# TASK TO COMPLETE
Find each line holding the word "Screen" and give the number of such lines, nothing else.
--- begin DATA RECORDS ---
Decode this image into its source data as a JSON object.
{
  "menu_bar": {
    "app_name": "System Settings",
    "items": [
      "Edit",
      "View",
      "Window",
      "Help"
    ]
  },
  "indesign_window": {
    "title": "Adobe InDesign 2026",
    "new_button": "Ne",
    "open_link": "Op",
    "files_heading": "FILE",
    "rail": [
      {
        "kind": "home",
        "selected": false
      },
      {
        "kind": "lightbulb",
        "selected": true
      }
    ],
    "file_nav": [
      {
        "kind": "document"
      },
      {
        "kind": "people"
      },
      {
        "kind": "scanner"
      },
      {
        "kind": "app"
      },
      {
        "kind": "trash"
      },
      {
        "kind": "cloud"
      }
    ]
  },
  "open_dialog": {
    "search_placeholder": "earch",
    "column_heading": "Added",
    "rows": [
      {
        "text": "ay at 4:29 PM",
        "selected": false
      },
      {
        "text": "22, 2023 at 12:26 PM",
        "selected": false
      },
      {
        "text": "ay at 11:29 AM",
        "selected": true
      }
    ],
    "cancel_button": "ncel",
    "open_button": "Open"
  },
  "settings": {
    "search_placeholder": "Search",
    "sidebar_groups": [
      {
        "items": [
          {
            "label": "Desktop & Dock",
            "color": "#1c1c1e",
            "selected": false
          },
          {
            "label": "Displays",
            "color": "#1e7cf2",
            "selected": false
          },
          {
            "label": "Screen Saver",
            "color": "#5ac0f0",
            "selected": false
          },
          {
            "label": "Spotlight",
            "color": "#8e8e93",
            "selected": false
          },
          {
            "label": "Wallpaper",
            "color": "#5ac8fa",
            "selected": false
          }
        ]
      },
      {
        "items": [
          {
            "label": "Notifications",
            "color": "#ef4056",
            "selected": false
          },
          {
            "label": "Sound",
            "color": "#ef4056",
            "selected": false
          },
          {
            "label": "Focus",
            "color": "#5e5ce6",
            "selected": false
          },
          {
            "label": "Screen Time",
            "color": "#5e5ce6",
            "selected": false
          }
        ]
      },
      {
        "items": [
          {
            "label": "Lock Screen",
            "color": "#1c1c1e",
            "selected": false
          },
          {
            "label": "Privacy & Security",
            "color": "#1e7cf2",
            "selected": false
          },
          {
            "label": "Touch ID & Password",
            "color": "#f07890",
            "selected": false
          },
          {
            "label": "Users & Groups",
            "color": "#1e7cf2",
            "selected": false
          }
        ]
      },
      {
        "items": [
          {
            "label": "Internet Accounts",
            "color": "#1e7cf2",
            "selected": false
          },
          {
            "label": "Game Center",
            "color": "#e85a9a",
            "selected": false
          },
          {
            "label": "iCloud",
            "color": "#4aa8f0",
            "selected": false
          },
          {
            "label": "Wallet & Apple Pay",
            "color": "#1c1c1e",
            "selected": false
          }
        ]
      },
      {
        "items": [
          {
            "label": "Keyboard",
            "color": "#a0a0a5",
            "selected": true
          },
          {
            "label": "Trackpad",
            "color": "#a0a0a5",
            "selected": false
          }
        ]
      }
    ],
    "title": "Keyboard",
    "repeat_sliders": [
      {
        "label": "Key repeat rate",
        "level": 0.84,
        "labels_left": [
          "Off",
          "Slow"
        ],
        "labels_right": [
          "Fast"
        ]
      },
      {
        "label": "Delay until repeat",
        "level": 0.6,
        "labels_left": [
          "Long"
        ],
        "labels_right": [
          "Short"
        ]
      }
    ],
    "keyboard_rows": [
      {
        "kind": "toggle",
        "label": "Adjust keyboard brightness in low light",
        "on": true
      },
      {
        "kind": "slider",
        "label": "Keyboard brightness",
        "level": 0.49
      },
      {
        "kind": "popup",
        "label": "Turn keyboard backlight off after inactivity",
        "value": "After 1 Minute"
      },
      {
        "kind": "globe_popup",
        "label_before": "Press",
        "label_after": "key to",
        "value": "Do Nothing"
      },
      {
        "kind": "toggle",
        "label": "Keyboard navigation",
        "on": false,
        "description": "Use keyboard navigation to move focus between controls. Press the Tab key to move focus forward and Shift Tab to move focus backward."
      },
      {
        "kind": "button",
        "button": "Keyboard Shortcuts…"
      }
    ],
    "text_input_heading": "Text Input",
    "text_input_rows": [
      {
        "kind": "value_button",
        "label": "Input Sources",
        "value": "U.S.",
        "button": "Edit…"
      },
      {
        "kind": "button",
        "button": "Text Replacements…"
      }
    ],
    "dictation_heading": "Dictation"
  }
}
--- end DATA RECORDS ---
# FULL OUTPUT
3